### THE INPUT
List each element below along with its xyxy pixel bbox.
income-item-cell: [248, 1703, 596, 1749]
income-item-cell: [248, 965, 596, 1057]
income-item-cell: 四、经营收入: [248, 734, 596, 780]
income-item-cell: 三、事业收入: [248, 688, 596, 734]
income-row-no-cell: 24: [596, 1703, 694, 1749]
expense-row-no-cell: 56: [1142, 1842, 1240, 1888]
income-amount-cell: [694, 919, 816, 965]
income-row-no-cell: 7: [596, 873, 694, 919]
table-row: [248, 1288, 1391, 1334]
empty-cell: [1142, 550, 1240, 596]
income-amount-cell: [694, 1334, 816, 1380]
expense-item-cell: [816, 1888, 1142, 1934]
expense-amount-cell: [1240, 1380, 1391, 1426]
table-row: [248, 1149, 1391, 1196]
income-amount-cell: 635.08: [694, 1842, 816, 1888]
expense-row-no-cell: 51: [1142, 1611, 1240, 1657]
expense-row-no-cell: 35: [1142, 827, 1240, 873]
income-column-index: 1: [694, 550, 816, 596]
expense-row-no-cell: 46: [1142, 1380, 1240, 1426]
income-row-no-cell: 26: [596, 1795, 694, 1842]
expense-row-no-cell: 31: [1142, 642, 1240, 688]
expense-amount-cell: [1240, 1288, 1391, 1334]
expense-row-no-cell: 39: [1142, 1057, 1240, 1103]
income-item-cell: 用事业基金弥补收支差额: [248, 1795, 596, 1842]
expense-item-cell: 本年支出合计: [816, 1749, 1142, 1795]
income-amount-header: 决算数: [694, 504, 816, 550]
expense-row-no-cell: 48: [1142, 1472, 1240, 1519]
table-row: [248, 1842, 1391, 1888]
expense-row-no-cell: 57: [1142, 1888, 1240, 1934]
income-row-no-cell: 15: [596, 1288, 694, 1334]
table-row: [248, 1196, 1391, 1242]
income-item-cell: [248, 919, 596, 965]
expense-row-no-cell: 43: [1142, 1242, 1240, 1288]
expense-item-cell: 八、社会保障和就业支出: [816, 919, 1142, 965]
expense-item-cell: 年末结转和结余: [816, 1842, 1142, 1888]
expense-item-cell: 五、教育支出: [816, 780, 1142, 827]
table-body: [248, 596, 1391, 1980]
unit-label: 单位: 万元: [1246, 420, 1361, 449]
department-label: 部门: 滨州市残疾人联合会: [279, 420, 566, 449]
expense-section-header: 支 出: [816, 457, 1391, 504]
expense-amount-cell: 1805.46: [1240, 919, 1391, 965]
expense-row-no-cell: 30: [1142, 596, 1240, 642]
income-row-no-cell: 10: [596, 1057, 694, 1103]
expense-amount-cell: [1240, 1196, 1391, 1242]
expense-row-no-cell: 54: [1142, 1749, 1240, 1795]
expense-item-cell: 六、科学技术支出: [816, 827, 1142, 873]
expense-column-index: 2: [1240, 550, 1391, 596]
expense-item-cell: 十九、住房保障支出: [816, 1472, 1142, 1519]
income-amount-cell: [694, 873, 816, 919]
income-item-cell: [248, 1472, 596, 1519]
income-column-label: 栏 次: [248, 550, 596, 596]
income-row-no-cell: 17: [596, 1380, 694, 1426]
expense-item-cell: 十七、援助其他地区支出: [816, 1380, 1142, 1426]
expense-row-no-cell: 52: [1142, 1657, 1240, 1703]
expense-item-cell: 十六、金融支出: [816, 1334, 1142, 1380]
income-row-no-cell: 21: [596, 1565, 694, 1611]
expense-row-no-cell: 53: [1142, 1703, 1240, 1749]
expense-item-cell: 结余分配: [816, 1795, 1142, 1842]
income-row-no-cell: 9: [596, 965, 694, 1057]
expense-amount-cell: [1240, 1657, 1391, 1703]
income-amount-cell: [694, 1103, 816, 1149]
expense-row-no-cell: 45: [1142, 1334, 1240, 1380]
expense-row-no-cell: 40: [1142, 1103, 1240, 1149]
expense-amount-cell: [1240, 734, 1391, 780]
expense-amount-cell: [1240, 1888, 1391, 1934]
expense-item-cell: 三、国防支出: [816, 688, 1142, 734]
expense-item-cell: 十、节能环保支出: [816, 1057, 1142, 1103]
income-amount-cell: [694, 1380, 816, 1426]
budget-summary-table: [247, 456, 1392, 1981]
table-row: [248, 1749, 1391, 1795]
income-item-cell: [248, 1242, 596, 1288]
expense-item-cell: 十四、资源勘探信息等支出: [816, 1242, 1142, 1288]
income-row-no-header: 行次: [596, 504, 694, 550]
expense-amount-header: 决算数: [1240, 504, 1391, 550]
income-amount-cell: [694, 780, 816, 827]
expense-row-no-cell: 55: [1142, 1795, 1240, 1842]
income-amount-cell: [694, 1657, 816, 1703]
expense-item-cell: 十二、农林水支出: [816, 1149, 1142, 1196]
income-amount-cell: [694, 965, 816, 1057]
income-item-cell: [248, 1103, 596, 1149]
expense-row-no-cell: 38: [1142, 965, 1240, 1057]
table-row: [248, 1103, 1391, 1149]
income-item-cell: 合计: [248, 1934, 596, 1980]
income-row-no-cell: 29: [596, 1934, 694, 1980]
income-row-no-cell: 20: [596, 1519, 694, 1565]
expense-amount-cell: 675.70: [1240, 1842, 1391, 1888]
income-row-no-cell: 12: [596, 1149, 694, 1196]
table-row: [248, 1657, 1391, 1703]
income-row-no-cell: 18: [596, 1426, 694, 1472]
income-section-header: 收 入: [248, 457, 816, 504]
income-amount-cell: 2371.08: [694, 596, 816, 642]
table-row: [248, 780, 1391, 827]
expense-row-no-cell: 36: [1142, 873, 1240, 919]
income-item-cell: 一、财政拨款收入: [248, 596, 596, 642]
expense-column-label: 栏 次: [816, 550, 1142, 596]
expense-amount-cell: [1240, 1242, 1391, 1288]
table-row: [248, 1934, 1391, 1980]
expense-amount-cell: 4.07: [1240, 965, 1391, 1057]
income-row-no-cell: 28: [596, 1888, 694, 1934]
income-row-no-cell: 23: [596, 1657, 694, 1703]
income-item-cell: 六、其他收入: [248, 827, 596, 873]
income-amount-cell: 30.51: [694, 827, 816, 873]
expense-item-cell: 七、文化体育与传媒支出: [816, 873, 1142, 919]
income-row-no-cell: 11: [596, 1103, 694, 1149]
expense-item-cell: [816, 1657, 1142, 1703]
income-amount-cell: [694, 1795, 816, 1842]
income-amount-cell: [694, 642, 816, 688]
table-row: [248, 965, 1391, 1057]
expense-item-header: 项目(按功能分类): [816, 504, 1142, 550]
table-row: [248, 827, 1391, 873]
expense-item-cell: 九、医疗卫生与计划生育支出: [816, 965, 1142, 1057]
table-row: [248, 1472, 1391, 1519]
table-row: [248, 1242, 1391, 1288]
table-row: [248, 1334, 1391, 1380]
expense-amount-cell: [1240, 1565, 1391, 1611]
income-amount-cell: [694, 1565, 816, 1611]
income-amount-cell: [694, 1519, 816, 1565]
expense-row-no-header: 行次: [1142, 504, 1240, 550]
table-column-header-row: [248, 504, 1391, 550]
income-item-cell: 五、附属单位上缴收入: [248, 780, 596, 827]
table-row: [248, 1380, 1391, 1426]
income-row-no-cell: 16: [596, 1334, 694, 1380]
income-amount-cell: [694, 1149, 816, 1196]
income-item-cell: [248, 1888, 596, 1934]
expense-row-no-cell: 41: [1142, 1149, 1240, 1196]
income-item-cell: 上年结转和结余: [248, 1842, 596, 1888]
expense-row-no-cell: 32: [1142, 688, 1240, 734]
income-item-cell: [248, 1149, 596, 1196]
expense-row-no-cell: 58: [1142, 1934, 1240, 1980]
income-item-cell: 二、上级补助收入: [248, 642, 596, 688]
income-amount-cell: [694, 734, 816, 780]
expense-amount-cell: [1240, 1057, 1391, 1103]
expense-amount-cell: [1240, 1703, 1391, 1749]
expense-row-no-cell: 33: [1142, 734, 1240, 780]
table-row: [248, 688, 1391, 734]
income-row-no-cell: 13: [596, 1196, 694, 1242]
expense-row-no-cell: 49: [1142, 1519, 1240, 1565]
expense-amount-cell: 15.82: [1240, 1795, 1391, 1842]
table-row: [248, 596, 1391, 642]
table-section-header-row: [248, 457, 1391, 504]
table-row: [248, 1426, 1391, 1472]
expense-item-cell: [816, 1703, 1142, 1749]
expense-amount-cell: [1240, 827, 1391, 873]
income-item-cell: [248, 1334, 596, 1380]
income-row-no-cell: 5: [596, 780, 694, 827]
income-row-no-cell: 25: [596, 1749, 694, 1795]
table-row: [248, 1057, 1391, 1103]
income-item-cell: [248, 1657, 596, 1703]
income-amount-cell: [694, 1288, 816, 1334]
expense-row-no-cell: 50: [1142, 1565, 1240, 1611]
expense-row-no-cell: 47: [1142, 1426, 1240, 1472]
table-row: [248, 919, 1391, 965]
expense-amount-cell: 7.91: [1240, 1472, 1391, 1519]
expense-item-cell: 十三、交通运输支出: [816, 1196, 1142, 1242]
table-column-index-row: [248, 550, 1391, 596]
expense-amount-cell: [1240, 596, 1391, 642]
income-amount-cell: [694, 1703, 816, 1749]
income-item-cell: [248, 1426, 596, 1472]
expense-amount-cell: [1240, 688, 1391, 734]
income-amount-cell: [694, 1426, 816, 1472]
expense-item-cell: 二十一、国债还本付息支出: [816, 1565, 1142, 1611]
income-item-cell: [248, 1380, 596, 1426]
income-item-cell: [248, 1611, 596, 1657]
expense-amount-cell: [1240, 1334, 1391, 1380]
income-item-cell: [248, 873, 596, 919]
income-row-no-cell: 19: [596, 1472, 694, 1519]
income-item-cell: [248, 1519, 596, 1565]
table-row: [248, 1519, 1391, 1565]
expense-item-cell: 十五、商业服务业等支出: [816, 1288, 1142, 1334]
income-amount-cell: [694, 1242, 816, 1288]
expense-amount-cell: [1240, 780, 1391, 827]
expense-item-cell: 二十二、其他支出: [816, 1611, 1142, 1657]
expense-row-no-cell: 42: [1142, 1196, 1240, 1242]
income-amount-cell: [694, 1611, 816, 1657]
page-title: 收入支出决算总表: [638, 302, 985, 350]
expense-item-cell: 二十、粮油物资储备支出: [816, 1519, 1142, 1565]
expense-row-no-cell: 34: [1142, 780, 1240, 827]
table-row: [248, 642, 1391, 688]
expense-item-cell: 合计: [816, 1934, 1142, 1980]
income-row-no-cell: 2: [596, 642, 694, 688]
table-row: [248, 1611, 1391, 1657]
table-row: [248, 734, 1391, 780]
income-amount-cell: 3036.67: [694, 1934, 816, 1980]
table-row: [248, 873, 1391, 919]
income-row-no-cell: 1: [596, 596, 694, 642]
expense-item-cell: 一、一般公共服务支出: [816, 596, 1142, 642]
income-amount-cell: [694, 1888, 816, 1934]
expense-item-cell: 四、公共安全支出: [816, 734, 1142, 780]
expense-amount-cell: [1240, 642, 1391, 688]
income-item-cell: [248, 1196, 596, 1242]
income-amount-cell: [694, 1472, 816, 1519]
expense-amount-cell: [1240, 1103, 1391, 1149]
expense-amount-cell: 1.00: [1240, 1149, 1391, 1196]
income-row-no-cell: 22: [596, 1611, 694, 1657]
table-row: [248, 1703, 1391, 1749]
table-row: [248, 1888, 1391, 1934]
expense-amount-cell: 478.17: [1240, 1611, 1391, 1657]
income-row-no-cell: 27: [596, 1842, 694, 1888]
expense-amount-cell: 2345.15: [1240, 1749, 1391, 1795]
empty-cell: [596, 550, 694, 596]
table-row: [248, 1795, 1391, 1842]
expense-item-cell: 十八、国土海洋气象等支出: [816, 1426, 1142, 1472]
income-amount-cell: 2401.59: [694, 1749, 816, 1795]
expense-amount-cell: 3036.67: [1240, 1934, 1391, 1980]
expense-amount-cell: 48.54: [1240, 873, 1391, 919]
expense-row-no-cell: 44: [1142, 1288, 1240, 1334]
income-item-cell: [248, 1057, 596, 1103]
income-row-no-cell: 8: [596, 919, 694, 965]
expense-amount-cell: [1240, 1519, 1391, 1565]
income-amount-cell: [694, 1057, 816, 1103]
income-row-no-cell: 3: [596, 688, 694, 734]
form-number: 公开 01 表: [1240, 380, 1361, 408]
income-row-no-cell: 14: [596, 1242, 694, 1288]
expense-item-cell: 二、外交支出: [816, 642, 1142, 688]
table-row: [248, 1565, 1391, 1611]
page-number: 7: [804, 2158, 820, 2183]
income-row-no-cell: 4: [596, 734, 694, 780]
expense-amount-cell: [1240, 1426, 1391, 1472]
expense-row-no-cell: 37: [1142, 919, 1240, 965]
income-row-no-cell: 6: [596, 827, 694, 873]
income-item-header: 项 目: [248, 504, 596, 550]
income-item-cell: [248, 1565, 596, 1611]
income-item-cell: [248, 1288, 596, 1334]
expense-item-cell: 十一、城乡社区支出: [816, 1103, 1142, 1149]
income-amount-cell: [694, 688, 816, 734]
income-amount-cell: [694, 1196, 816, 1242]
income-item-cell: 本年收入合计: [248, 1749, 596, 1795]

### PROBLEM DETAILS
Reproduce verbatim the part of the items that runs from the first line through the line containing "expense-amount-cell: [1240, 1380, 1391, 1426]", with both of those lines included.

### EXERCISE SOLUTION
List each element below along with its xyxy pixel bbox.
income-item-cell: [248, 1703, 596, 1749]
income-item-cell: [248, 965, 596, 1057]
income-item-cell: 四、经营收入: [248, 734, 596, 780]
income-item-cell: 三、事业收入: [248, 688, 596, 734]
income-row-no-cell: 24: [596, 1703, 694, 1749]
expense-row-no-cell: 56: [1142, 1842, 1240, 1888]
income-amount-cell: [694, 919, 816, 965]
income-row-no-cell: 7: [596, 873, 694, 919]
table-row: [248, 1288, 1391, 1334]
empty-cell: [1142, 550, 1240, 596]
income-amount-cell: [694, 1334, 816, 1380]
expense-item-cell: [816, 1888, 1142, 1934]
expense-amount-cell: [1240, 1380, 1391, 1426]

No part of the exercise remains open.